THE REQUEST → Search the material for the string "data", then return every line where it is found.

EXERCISE INPUT →
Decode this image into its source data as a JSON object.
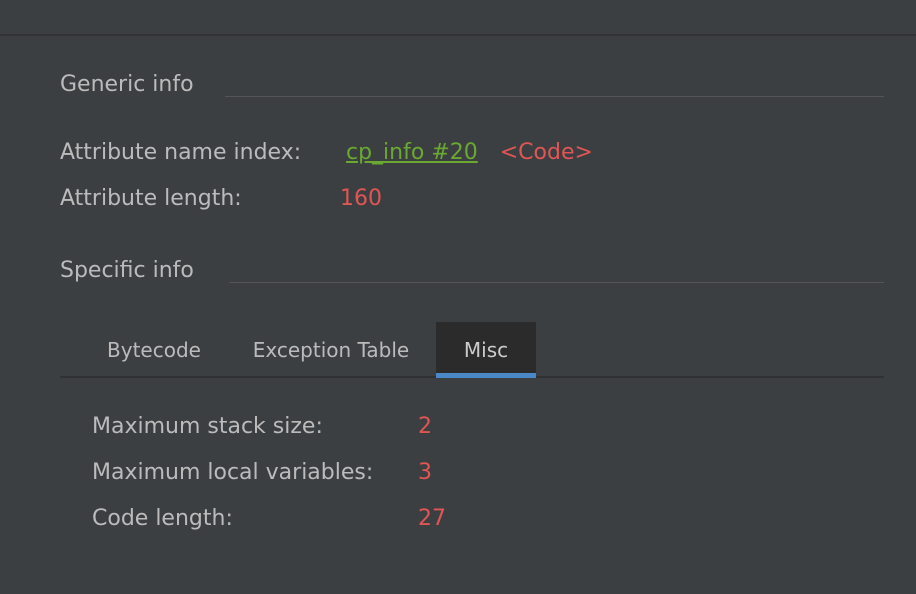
{
  "generic_info": {
    "title": "Generic info",
    "attribute_name_index_label": "Attribute name index:",
    "attribute_name_index_link": "cp_info #20",
    "attribute_name_index_value": "<Code>",
    "attribute_length_label": "Attribute length:",
    "attribute_length_value": "160"
  },
  "specific_info": {
    "title": "Specific info",
    "tabs": [
      {
        "label": "Bytecode",
        "selected": false
      },
      {
        "label": "Exception Table",
        "selected": false
      },
      {
        "label": "Misc",
        "selected": true
      }
    ]
  },
  "misc": {
    "max_stack_label": "Maximum stack size:",
    "max_stack_value": "2",
    "max_locals_label": "Maximum local variables:",
    "max_locals_value": "3",
    "code_length_label": "Code length:",
    "code_length_value": "27"
  },
  "colors": {
    "background": "#3c3f41",
    "text": "#bbbbbb",
    "value_red": "#e05555",
    "link_green": "#6aa832",
    "tab_selected_bg": "#2b2b2b",
    "tab_accent": "#4a88c7"
  }
}
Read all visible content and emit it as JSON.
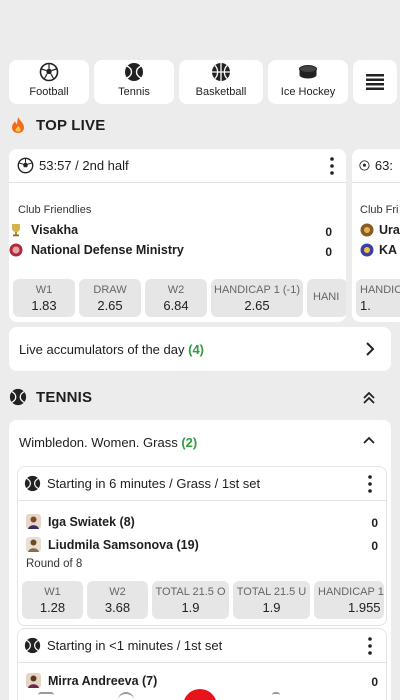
{
  "sports": [
    {
      "label": "Football",
      "icon": "football-icon"
    },
    {
      "label": "Tennis",
      "icon": "tennis-ball-icon"
    },
    {
      "label": "Basketball",
      "icon": "basketball-icon"
    },
    {
      "label": "Ice Hockey",
      "icon": "hockey-puck-icon"
    }
  ],
  "top_live": {
    "title": "TOP LIVE",
    "card": {
      "time": "53:57 / 2nd half",
      "league": "Club Friendlies",
      "team1": "Visakha",
      "team2": "National Defense Ministry",
      "score1": "0",
      "score2": "0",
      "odds": [
        {
          "label": "W1",
          "value": "1.83"
        },
        {
          "label": "DRAW",
          "value": "2.65"
        },
        {
          "label": "W2",
          "value": "6.84"
        },
        {
          "label": "HANDICAP 1 (-1)",
          "value": "2.65"
        },
        {
          "label": "HANI",
          "value": ""
        }
      ]
    },
    "card2": {
      "time": "63:",
      "league": "Club Fri",
      "team1": "Ura",
      "team2": "KA",
      "odds": [
        {
          "label": "HANDIC",
          "value": "1."
        }
      ]
    }
  },
  "accumulators": {
    "label": "Live accumulators of the day",
    "count": "(4)"
  },
  "tennis": {
    "title": "TENNIS",
    "tournament": "Wimbledon. Women. Grass",
    "tournament_count": "(2)",
    "match1": {
      "status": "Starting in 6 minutes / Grass / 1st set",
      "player1": "Iga Swiatek (8)",
      "player2": "Liudmila Samsonova (19)",
      "score1": "0",
      "score2": "0",
      "round": "Round of 8",
      "odds": [
        {
          "label": "W1",
          "value": "1.28"
        },
        {
          "label": "W2",
          "value": "3.68"
        },
        {
          "label": "TOTAL 21.5 O",
          "value": "1.9"
        },
        {
          "label": "TOTAL 21.5 U",
          "value": "1.9"
        },
        {
          "label": "HANDICAP 1",
          "value": "1.955"
        }
      ]
    },
    "match2": {
      "status": "Starting in <1 minutes / 1st set",
      "player1": "Mirra Andreeva (7)",
      "score1": "0"
    }
  },
  "colors": {
    "accent_green": "#2e9e3f",
    "brand_red": "#e8141b"
  }
}
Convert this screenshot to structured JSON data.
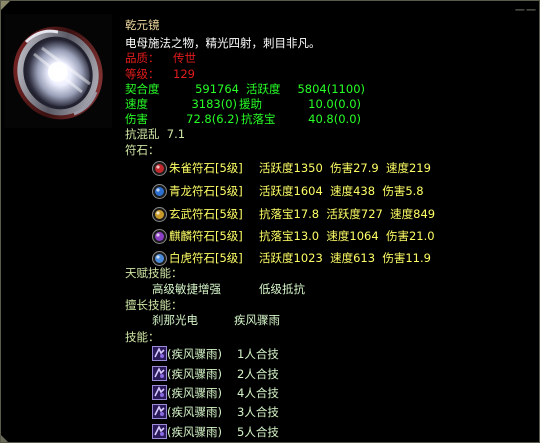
{
  "corner_mark": "一 一",
  "item": {
    "name": "乾元镜",
    "description": "电母施法之物，精光四射，刺目非凡。",
    "quality_label": "品质：",
    "quality_value": "传世",
    "level_label": "等级：",
    "level_value": "129"
  },
  "stats": [
    {
      "label1": "契合度",
      "value1": "591764",
      "label2": "活跃度",
      "value2": "5804(1100)"
    },
    {
      "label1": "速度",
      "value1": "3183(0)",
      "label2": "援助",
      "value2": "10.0(0.0)"
    },
    {
      "label1": "伤害",
      "value1": "72.8(6.2)",
      "label2": "抗落宝",
      "value2": "40.8(0.0)"
    }
  ],
  "extra_stat": "抗混乱  7.1",
  "runes_header": "符石：",
  "runes": [
    {
      "name": "朱雀符石[5级]",
      "stats": "活跃度1350  伤害27.9  速度219",
      "icon": "vermilion-bird-rune-icon",
      "color": "#c0282c"
    },
    {
      "name": "青龙符石[5级]",
      "stats": "活跃度1604  速度438  伤害5.8",
      "icon": "azure-dragon-rune-icon",
      "color": "#2b6fd0"
    },
    {
      "name": "玄武符石[5级]",
      "stats": "抗落宝17.8  活跃度727  速度849",
      "icon": "black-tortoise-rune-icon",
      "color": "#c79a2a"
    },
    {
      "name": "麒麟符石[5级]",
      "stats": "抗落宝13.0  速度1064  伤害21.0",
      "icon": "qilin-rune-icon",
      "color": "#8a3fc4"
    },
    {
      "name": "白虎符石[5级]",
      "stats": "活跃度1023  速度613  伤害11.9",
      "icon": "white-tiger-rune-icon",
      "color": "#4a8ad8"
    }
  ],
  "talent": {
    "header": "天赋技能：",
    "skills": [
      "高级敏捷增强",
      "低级抵抗"
    ]
  },
  "specialty": {
    "header": "擅长技能：",
    "skills": [
      "刹那光电",
      "疾风骤雨"
    ]
  },
  "skills": {
    "header": "技能：",
    "items": [
      {
        "name": "(疾风骤雨)",
        "target": "1人合技"
      },
      {
        "name": "(疾风骤雨)",
        "target": "2人合技"
      },
      {
        "name": "(疾风骤雨)",
        "target": "4人合技"
      },
      {
        "name": "(疾风骤雨)",
        "target": "3人合技"
      },
      {
        "name": "(疾风骤雨)",
        "target": "5人合技"
      }
    ],
    "icon": "combo-skill-icon"
  }
}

SOLUTION FOR THIS EXERCISE →
Decode this image into its source data as a JSON object.
Convert this screenshot to structured JSON data.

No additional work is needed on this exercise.